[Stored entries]
►

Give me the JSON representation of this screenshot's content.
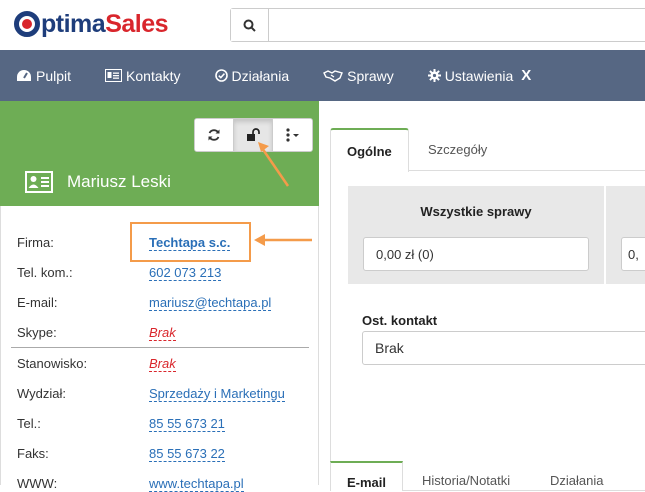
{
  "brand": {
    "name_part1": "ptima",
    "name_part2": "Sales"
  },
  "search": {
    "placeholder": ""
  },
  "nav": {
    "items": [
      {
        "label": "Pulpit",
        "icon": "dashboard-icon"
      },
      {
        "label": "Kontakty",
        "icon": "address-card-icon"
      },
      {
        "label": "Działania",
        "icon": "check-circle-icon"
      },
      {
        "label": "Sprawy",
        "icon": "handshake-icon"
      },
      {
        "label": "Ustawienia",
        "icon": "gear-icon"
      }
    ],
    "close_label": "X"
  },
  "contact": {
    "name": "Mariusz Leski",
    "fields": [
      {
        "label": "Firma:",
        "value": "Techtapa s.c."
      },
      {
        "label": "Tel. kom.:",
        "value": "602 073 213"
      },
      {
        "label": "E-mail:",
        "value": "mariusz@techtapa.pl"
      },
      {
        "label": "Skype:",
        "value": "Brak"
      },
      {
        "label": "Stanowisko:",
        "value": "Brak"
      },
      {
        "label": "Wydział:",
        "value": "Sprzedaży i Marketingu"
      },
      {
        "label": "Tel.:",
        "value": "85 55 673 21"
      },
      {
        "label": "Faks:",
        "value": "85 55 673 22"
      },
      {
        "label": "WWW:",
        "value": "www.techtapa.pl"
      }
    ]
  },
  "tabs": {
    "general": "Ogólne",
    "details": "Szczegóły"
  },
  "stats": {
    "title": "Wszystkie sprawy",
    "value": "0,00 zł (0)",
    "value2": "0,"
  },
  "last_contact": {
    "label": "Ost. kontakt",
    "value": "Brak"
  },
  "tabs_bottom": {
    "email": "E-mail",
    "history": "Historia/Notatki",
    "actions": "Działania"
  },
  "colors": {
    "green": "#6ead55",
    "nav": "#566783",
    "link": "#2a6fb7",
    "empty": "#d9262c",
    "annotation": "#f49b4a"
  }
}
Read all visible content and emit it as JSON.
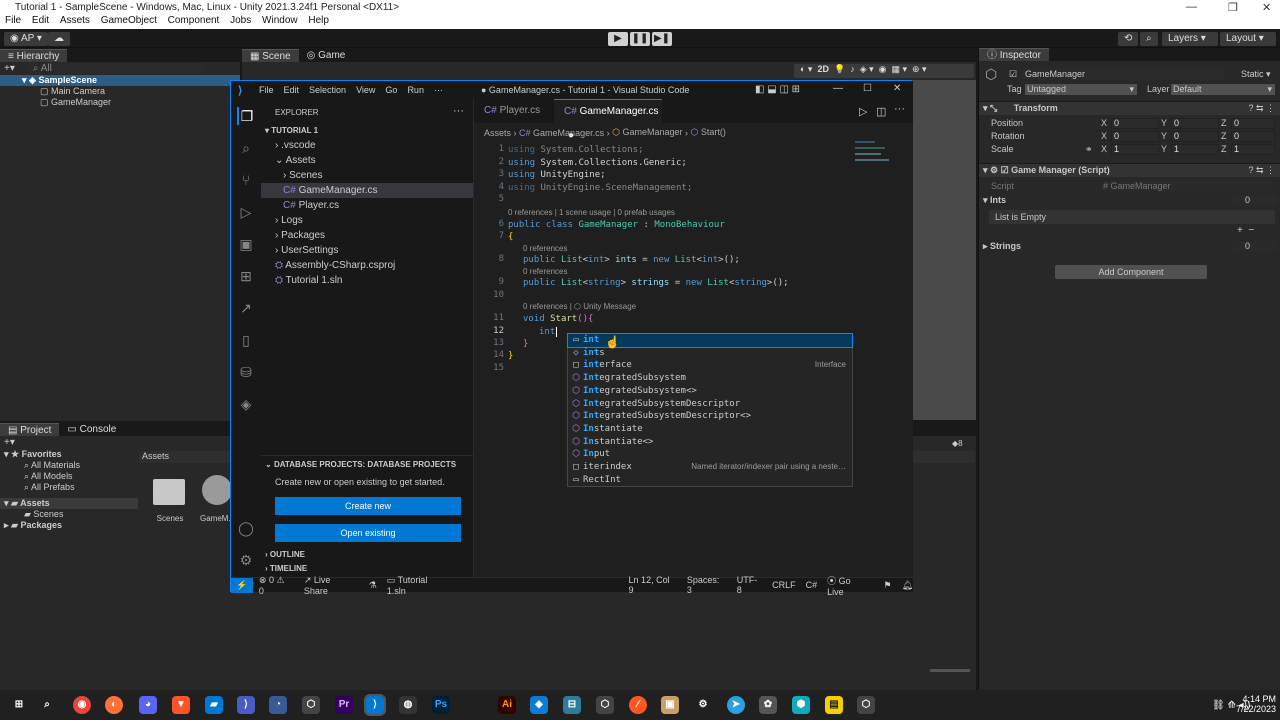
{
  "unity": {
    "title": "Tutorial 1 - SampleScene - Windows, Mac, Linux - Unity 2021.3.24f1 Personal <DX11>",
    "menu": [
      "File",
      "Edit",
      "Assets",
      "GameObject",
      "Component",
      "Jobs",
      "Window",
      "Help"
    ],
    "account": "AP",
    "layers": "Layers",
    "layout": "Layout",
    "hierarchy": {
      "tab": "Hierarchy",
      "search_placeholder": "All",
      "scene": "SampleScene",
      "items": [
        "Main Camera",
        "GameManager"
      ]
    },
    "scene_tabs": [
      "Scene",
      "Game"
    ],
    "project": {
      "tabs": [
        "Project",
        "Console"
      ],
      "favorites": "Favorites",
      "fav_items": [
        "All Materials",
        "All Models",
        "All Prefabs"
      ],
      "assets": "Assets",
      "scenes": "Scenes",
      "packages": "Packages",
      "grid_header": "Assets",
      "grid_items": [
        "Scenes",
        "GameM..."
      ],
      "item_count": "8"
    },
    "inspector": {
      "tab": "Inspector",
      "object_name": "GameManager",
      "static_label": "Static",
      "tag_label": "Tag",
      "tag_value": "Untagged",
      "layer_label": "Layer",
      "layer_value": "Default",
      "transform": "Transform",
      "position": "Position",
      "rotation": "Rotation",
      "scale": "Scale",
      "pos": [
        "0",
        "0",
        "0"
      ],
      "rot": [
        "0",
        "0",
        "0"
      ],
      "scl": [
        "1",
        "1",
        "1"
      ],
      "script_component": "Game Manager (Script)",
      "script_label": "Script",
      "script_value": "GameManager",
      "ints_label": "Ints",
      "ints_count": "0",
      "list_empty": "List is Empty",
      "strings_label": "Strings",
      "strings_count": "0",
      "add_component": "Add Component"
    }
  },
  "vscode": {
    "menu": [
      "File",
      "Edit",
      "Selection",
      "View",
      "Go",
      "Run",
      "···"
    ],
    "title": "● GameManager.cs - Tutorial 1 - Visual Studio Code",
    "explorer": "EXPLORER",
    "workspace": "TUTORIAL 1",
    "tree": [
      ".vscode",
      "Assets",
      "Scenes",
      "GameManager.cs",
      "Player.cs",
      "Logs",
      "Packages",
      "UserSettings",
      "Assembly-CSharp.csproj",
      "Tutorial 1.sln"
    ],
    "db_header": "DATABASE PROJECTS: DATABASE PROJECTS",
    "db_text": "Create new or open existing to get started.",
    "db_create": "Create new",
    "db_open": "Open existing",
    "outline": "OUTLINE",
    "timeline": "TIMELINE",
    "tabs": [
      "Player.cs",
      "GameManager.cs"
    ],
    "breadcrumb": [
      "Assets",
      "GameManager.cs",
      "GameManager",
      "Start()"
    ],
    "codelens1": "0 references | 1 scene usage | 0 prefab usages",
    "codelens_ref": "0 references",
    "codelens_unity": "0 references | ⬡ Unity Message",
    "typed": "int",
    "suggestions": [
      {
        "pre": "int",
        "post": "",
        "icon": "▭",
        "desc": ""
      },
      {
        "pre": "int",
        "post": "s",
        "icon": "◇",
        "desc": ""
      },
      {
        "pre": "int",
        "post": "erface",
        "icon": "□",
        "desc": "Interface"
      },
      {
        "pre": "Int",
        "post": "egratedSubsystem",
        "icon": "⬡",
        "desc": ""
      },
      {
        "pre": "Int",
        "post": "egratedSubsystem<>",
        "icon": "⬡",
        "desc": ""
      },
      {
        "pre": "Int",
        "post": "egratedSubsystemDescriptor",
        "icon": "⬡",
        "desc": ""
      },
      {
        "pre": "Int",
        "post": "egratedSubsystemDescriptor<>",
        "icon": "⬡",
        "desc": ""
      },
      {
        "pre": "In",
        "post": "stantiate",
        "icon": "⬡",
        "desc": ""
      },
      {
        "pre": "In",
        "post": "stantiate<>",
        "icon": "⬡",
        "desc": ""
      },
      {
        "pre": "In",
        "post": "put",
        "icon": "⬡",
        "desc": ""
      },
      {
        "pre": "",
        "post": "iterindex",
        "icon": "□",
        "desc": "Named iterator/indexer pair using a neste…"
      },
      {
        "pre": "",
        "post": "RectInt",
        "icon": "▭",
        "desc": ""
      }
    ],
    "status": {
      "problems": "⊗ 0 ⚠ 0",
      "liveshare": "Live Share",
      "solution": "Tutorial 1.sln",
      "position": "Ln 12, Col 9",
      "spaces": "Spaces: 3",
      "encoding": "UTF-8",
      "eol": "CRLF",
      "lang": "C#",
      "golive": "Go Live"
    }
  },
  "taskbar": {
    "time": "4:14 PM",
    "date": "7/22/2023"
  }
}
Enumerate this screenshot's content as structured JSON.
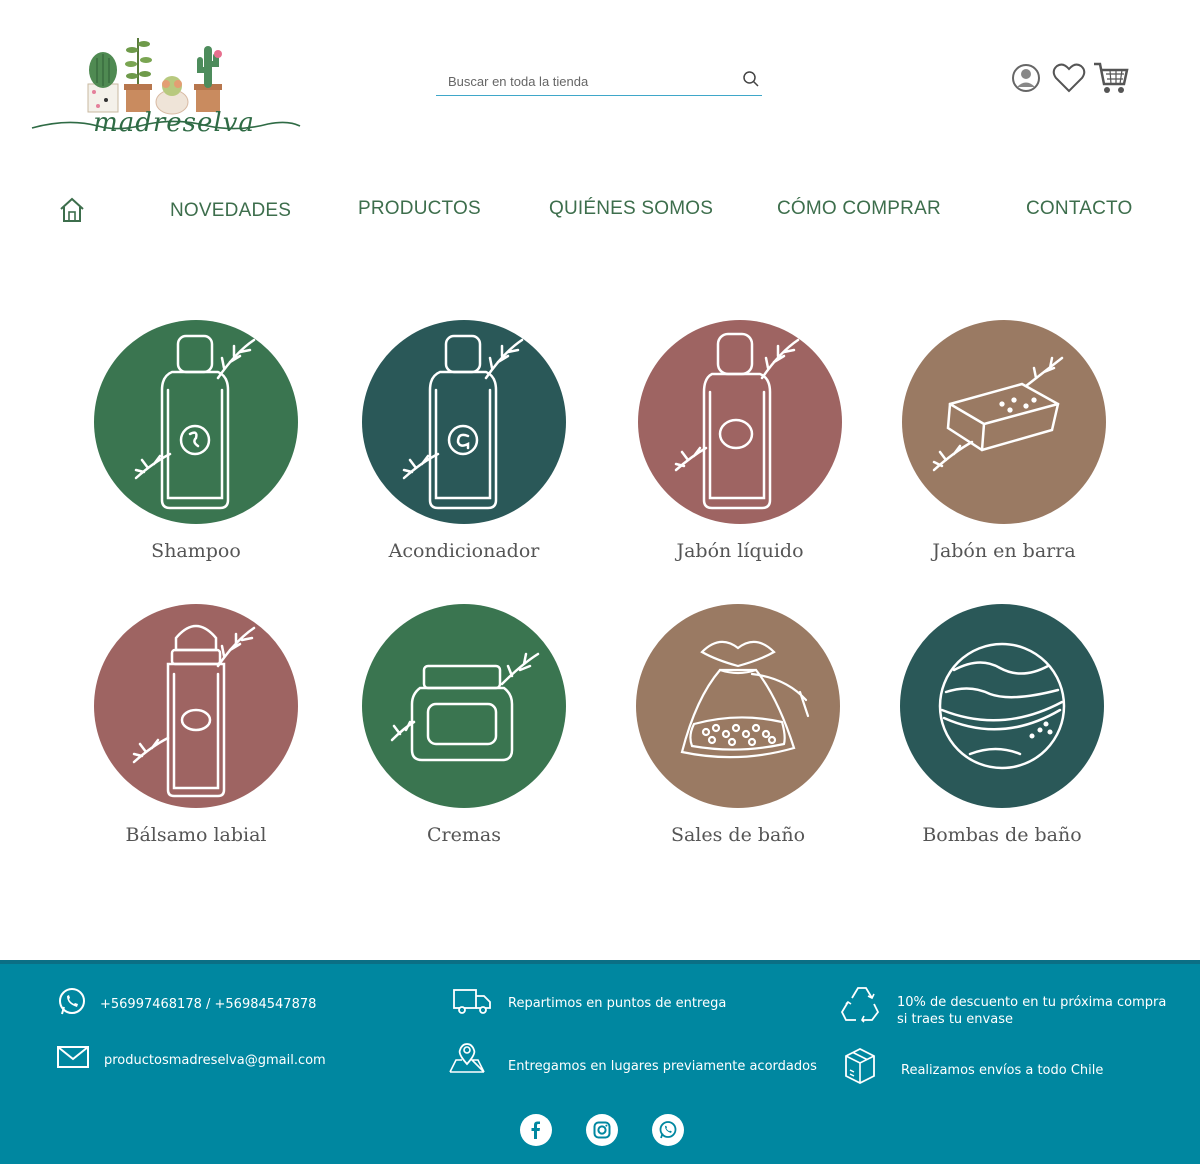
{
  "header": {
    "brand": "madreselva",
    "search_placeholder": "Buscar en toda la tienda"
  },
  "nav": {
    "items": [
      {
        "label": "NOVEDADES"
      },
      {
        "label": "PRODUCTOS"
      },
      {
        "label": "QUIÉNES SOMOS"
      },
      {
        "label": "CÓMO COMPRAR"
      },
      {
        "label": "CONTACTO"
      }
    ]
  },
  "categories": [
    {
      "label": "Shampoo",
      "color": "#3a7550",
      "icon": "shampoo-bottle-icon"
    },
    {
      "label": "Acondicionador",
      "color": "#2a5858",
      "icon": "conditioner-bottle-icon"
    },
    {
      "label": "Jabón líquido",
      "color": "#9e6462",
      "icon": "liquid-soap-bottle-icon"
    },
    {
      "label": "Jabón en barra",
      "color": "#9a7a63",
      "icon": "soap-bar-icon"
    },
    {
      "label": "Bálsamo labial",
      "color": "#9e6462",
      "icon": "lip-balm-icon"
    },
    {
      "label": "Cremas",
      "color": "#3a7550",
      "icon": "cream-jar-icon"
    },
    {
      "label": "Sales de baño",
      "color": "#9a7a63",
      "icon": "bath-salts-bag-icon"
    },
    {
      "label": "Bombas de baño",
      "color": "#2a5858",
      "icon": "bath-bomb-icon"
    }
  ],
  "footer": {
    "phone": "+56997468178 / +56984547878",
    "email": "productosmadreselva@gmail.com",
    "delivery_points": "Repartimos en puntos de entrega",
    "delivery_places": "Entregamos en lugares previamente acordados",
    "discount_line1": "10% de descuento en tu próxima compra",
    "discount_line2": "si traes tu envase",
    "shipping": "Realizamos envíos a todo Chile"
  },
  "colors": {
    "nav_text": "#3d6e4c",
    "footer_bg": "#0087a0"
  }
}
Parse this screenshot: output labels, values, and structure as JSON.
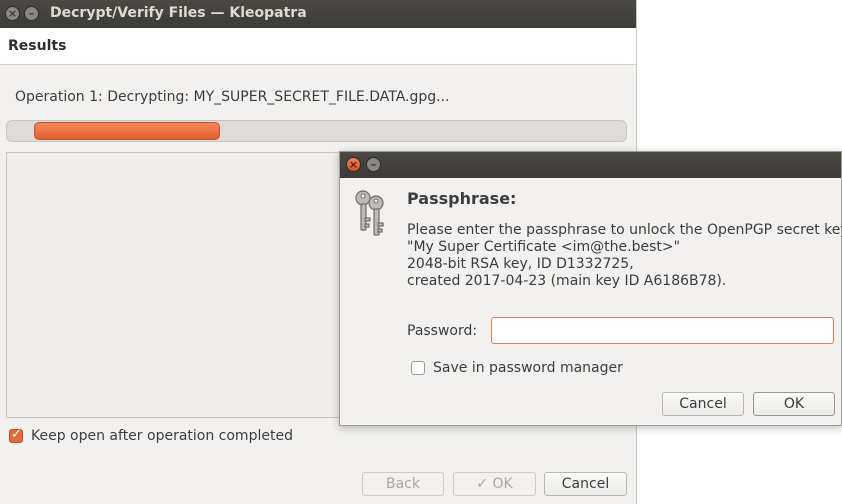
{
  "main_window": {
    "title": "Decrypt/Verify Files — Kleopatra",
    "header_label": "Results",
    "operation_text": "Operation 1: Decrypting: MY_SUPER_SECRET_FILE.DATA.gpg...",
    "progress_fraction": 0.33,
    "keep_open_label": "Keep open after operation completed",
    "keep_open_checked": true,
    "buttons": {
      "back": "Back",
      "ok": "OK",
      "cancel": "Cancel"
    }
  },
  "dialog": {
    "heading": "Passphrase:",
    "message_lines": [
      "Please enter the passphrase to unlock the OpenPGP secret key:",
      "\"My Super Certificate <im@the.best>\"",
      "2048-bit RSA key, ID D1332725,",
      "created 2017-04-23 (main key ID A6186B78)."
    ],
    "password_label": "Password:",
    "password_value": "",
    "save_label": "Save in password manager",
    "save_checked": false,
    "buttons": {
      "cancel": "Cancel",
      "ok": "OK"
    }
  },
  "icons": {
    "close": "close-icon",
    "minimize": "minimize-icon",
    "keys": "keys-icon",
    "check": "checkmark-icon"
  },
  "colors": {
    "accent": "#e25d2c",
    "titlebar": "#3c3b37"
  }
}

◄

Problem » Find every line that has "Sales" in it, then return those lines.

Expected output »
    "name_part2": "Sales"
      "label": "Sales de baño",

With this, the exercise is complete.